#### WRITTEN INSTRUCTION:
Copy out the records in full, word for word, without pictures.

#### RECORD LIST:
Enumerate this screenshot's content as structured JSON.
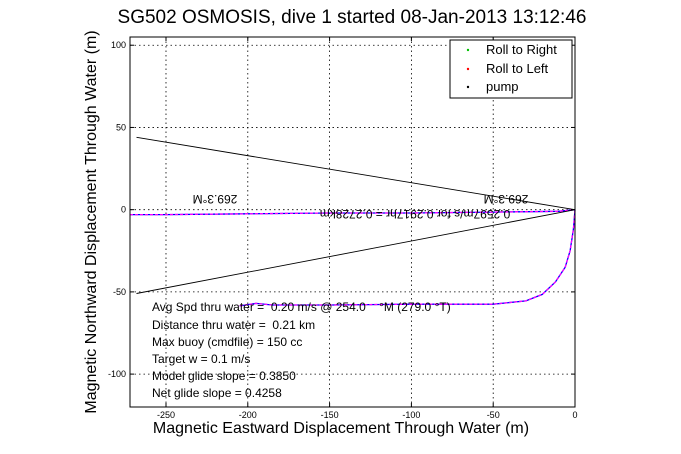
{
  "chart_data": {
    "type": "line",
    "title": "SG502 OSMOSIS, dive 1 started 08-Jan-2013 13:12:46",
    "xlabel": "Magnetic Eastward Displacement Through Water (m)",
    "ylabel": "Magnetic Northward Displacement Through Water (m)",
    "xlim": [
      -272,
      0
    ],
    "ylim": [
      -120,
      105
    ],
    "xticks": [
      -250,
      -200,
      -150,
      -100,
      -50,
      0
    ],
    "yticks": [
      100,
      50,
      0,
      -50,
      -100
    ],
    "grid": true,
    "legend_position": "top-right",
    "legend": [
      {
        "label": "Roll to Right",
        "color": "#00c000",
        "marker": "."
      },
      {
        "label": "Roll to Left",
        "color": "#ff0000",
        "marker": "."
      },
      {
        "label": "pump",
        "color": "#000000",
        "marker": "."
      }
    ],
    "series": [
      {
        "name": "track",
        "color": "#0000ff",
        "dashed_color": "#ff00ff",
        "x": [
          -272,
          -250,
          -200,
          -150,
          -100,
          -50,
          -10,
          0
        ],
        "y": [
          -3,
          -3,
          -2.5,
          -2,
          -2,
          -1.5,
          -1,
          0
        ]
      },
      {
        "name": "track",
        "color": "#0000ff",
        "dashed_color": "#ff00ff",
        "x": [
          -205,
          -195,
          -185,
          -150,
          -100,
          -50,
          -30,
          -20,
          -12,
          -6,
          -3,
          -1,
          0
        ],
        "y": [
          -58.5,
          -57,
          -58,
          -58,
          -57.5,
          -57.5,
          -55.5,
          -51.5,
          -44,
          -35,
          -25,
          -12,
          0
        ]
      },
      {
        "name": "heading line",
        "color": "#000000",
        "x": [
          -268,
          0
        ],
        "y": [
          44,
          0
        ]
      },
      {
        "name": "heading line",
        "color": "#000000",
        "x": [
          -268,
          0
        ],
        "y": [
          -51,
          0
        ]
      }
    ],
    "annotations": {
      "heading_left": "269.3°M",
      "heading_right": "269.3°M",
      "speed_line": "0.2597m/s for 0.2917hr = 0.2728km"
    },
    "stats": [
      "Avg Spd thru water =  0.20 m/s @ 254.0    °M (279.0 °T)",
      "Distance thru water =  0.21 km",
      "Max buoy (cmdfile) = 150 cc",
      "Target w = 0.1 m/s",
      "Model glide slope = 0.3850",
      "Net glide slope = 0.4258"
    ]
  }
}
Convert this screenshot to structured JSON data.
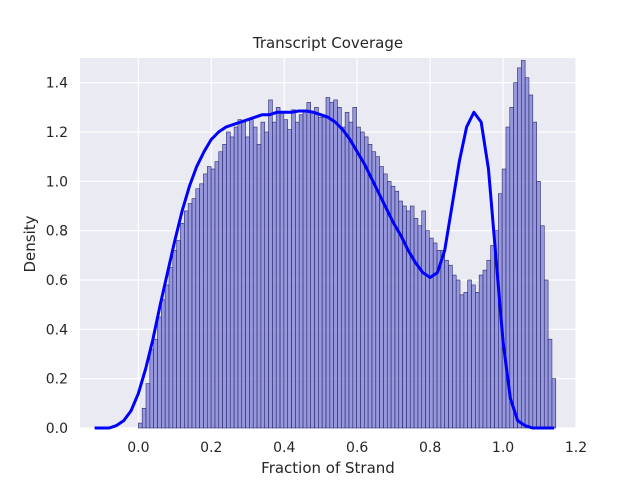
{
  "chart_data": {
    "type": "bar",
    "title": "Transcript Coverage",
    "xlabel": "Fraction of Strand",
    "ylabel": "Density",
    "xlim": [
      -0.16,
      1.2
    ],
    "ylim": [
      0,
      1.5
    ],
    "xticks": [
      0.0,
      0.2,
      0.4,
      0.6,
      0.8,
      1.0,
      1.2
    ],
    "yticks": [
      0.0,
      0.2,
      0.4,
      0.6,
      0.8,
      1.0,
      1.2,
      1.4
    ],
    "xtick_labels": [
      "0.0",
      "0.2",
      "0.4",
      "0.6",
      "0.8",
      "1.0",
      "1.2"
    ],
    "ytick_labels": [
      "0.0",
      "0.2",
      "0.4",
      "0.6",
      "0.8",
      "1.0",
      "1.2",
      "1.4"
    ],
    "grid": true,
    "background_color": "#eaeaf2",
    "bar_color": "#7b7bd6",
    "bar_edge_color": "#2a2a6a",
    "kde_color": "#0000ff",
    "histogram": {
      "bin_start": 0.0,
      "bin_width": 0.0105,
      "values": [
        0.02,
        0.08,
        0.18,
        0.32,
        0.36,
        0.45,
        0.52,
        0.58,
        0.65,
        0.72,
        0.76,
        0.83,
        0.88,
        0.91,
        0.93,
        0.97,
        0.99,
        1.03,
        1.06,
        1.05,
        1.08,
        1.12,
        1.15,
        1.2,
        1.18,
        1.22,
        1.25,
        1.24,
        1.18,
        1.25,
        1.22,
        1.15,
        1.24,
        1.2,
        1.33,
        1.24,
        1.3,
        1.28,
        1.25,
        1.21,
        1.29,
        1.24,
        1.27,
        1.28,
        1.32,
        1.28,
        1.3,
        1.26,
        1.26,
        1.34,
        1.32,
        1.33,
        1.3,
        1.22,
        1.28,
        1.24,
        1.3,
        1.22,
        1.2,
        1.18,
        1.15,
        1.12,
        1.1,
        1.06,
        1.03,
        1.0,
        0.98,
        0.96,
        0.92,
        0.9,
        0.88,
        0.9,
        0.85,
        0.82,
        0.88,
        0.8,
        0.77,
        0.75,
        0.72,
        0.72,
        0.68,
        0.66,
        0.62,
        0.6,
        0.54,
        0.55,
        0.6,
        0.58,
        0.55,
        0.62,
        0.64,
        0.68,
        0.74,
        0.8,
        0.95,
        1.05,
        1.22,
        1.3,
        1.4,
        1.46,
        1.49,
        1.42,
        1.35,
        1.24,
        1.0,
        0.82,
        0.6,
        0.36,
        0.2
      ]
    },
    "kde": {
      "x": [
        -0.12,
        -0.1,
        -0.08,
        -0.06,
        -0.04,
        -0.02,
        0.0,
        0.02,
        0.04,
        0.06,
        0.08,
        0.1,
        0.12,
        0.14,
        0.16,
        0.18,
        0.2,
        0.22,
        0.24,
        0.26,
        0.28,
        0.3,
        0.32,
        0.34,
        0.36,
        0.38,
        0.4,
        0.42,
        0.44,
        0.46,
        0.48,
        0.5,
        0.52,
        0.54,
        0.56,
        0.58,
        0.6,
        0.62,
        0.64,
        0.66,
        0.68,
        0.7,
        0.72,
        0.74,
        0.76,
        0.78,
        0.8,
        0.82,
        0.84,
        0.86,
        0.88,
        0.9,
        0.92,
        0.94,
        0.96,
        0.98,
        1.0,
        1.02,
        1.04,
        1.06,
        1.08,
        1.1,
        1.12,
        1.14
      ],
      "y": [
        0.0,
        0.0,
        0.0,
        0.01,
        0.03,
        0.07,
        0.14,
        0.24,
        0.36,
        0.5,
        0.63,
        0.76,
        0.88,
        0.98,
        1.06,
        1.12,
        1.17,
        1.2,
        1.22,
        1.23,
        1.24,
        1.25,
        1.26,
        1.27,
        1.27,
        1.28,
        1.28,
        1.28,
        1.285,
        1.285,
        1.28,
        1.27,
        1.26,
        1.24,
        1.21,
        1.17,
        1.12,
        1.07,
        1.01,
        0.95,
        0.89,
        0.83,
        0.78,
        0.72,
        0.67,
        0.63,
        0.61,
        0.63,
        0.72,
        0.9,
        1.08,
        1.22,
        1.28,
        1.24,
        1.05,
        0.7,
        0.35,
        0.12,
        0.03,
        0.01,
        0.0,
        0.0,
        0.0,
        0.0
      ]
    }
  }
}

#### ANSWER IN FULL:
Enumerate this screenshot's content as structured JSON.
{
  "chart_data": {
    "type": "line",
    "title": "SG502 OSMOSIS, dive 1 started 08-Jan-2013 13:12:46",
    "xlabel": "Magnetic Eastward Displacement Through Water (m)",
    "ylabel": "Magnetic Northward Displacement Through Water (m)",
    "xlim": [
      -272,
      0
    ],
    "ylim": [
      -120,
      105
    ],
    "xticks": [
      -250,
      -200,
      -150,
      -100,
      -50,
      0
    ],
    "yticks": [
      100,
      50,
      0,
      -50,
      -100
    ],
    "grid": true,
    "legend_position": "top-right",
    "legend": [
      {
        "label": "Roll to Right",
        "color": "#00c000",
        "marker": "."
      },
      {
        "label": "Roll to Left",
        "color": "#ff0000",
        "marker": "."
      },
      {
        "label": "pump",
        "color": "#000000",
        "marker": "."
      }
    ],
    "series": [
      {
        "name": "track",
        "color": "#0000ff",
        "dashed_color": "#ff00ff",
        "x": [
          -272,
          -250,
          -200,
          -150,
          -100,
          -50,
          -10,
          0
        ],
        "y": [
          -3,
          -3,
          -2.5,
          -2,
          -2,
          -1.5,
          -1,
          0
        ]
      },
      {
        "name": "track",
        "color": "#0000ff",
        "dashed_color": "#ff00ff",
        "x": [
          -205,
          -195,
          -185,
          -150,
          -100,
          -50,
          -30,
          -20,
          -12,
          -6,
          -3,
          -1,
          0
        ],
        "y": [
          -58.5,
          -57,
          -58,
          -58,
          -57.5,
          -57.5,
          -55.5,
          -51.5,
          -44,
          -35,
          -25,
          -12,
          0
        ]
      },
      {
        "name": "heading line",
        "color": "#000000",
        "x": [
          -268,
          0
        ],
        "y": [
          44,
          0
        ]
      },
      {
        "name": "heading line",
        "color": "#000000",
        "x": [
          -268,
          0
        ],
        "y": [
          -51,
          0
        ]
      }
    ],
    "annotations": {
      "heading_left": "269.3°M",
      "heading_right": "269.3°M",
      "speed_line": "0.2597m/s for 0.2917hr = 0.2728km"
    },
    "stats": [
      "Avg Spd thru water =  0.20 m/s @ 254.0    °M (279.0 °T)",
      "Distance thru water =  0.21 km",
      "Max buoy (cmdfile) = 150 cc",
      "Target w = 0.1 m/s",
      "Model glide slope = 0.3850",
      "Net glide slope = 0.4258"
    ]
  }
}
Convert this screenshot to structured JSON data.
{
  "chart_data": {
    "type": "bar",
    "title": "Transcript Coverage",
    "xlabel": "Fraction of Strand",
    "ylabel": "Density",
    "xlim": [
      -0.16,
      1.2
    ],
    "ylim": [
      0,
      1.5
    ],
    "xticks": [
      0.0,
      0.2,
      0.4,
      0.6,
      0.8,
      1.0,
      1.2
    ],
    "yticks": [
      0.0,
      0.2,
      0.4,
      0.6,
      0.8,
      1.0,
      1.2,
      1.4
    ],
    "xtick_labels": [
      "0.0",
      "0.2",
      "0.4",
      "0.6",
      "0.8",
      "1.0",
      "1.2"
    ],
    "ytick_labels": [
      "0.0",
      "0.2",
      "0.4",
      "0.6",
      "0.8",
      "1.0",
      "1.2",
      "1.4"
    ],
    "grid": true,
    "background_color": "#eaeaf2",
    "bar_color": "#7b7bd6",
    "bar_edge_color": "#2a2a6a",
    "kde_color": "#0000ff",
    "histogram": {
      "bin_start": 0.0,
      "bin_width": 0.0105,
      "values": [
        0.02,
        0.08,
        0.18,
        0.32,
        0.36,
        0.45,
        0.52,
        0.58,
        0.65,
        0.72,
        0.76,
        0.83,
        0.88,
        0.91,
        0.93,
        0.97,
        0.99,
        1.03,
        1.06,
        1.05,
        1.08,
        1.12,
        1.15,
        1.2,
        1.18,
        1.22,
        1.25,
        1.24,
        1.18,
        1.25,
        1.22,
        1.15,
        1.24,
        1.2,
        1.33,
        1.24,
        1.3,
        1.28,
        1.25,
        1.21,
        1.29,
        1.24,
        1.27,
        1.28,
        1.32,
        1.28,
        1.3,
        1.26,
        1.26,
        1.34,
        1.32,
        1.33,
        1.3,
        1.22,
        1.28,
        1.24,
        1.3,
        1.22,
        1.2,
        1.18,
        1.15,
        1.12,
        1.1,
        1.06,
        1.03,
        1.0,
        0.98,
        0.96,
        0.92,
        0.9,
        0.88,
        0.9,
        0.85,
        0.82,
        0.88,
        0.8,
        0.77,
        0.75,
        0.72,
        0.72,
        0.68,
        0.66,
        0.62,
        0.6,
        0.54,
        0.55,
        0.6,
        0.58,
        0.55,
        0.62,
        0.64,
        0.68,
        0.74,
        0.8,
        0.95,
        1.05,
        1.22,
        1.3,
        1.4,
        1.46,
        1.49,
        1.42,
        1.35,
        1.24,
        1.0,
        0.82,
        0.6,
        0.36,
        0.2
      ]
    },
    "kde": {
      "x": [
        -0.12,
        -0.1,
        -0.08,
        -0.06,
        -0.04,
        -0.02,
        0.0,
        0.02,
        0.04,
        0.06,
        0.08,
        0.1,
        0.12,
        0.14,
        0.16,
        0.18,
        0.2,
        0.22,
        0.24,
        0.26,
        0.28,
        0.3,
        0.32,
        0.34,
        0.36,
        0.38,
        0.4,
        0.42,
        0.44,
        0.46,
        0.48,
        0.5,
        0.52,
        0.54,
        0.56,
        0.58,
        0.6,
        0.62,
        0.64,
        0.66,
        0.68,
        0.7,
        0.72,
        0.74,
        0.76,
        0.78,
        0.8,
        0.82,
        0.84,
        0.86,
        0.88,
        0.9,
        0.92,
        0.94,
        0.96,
        0.98,
        1.0,
        1.02,
        1.04,
        1.06,
        1.08,
        1.1,
        1.12,
        1.14
      ],
      "y": [
        0.0,
        0.0,
        0.0,
        0.01,
        0.03,
        0.07,
        0.14,
        0.24,
        0.36,
        0.5,
        0.63,
        0.76,
        0.88,
        0.98,
        1.06,
        1.12,
        1.17,
        1.2,
        1.22,
        1.23,
        1.24,
        1.25,
        1.26,
        1.27,
        1.27,
        1.28,
        1.28,
        1.28,
        1.285,
        1.285,
        1.28,
        1.27,
        1.26,
        1.24,
        1.21,
        1.17,
        1.12,
        1.07,
        1.01,
        0.95,
        0.89,
        0.83,
        0.78,
        0.72,
        0.67,
        0.63,
        0.61,
        0.63,
        0.72,
        0.9,
        1.08,
        1.22,
        1.28,
        1.24,
        1.05,
        0.7,
        0.35,
        0.12,
        0.03,
        0.01,
        0.0,
        0.0,
        0.0,
        0.0
      ]
    }
  }
}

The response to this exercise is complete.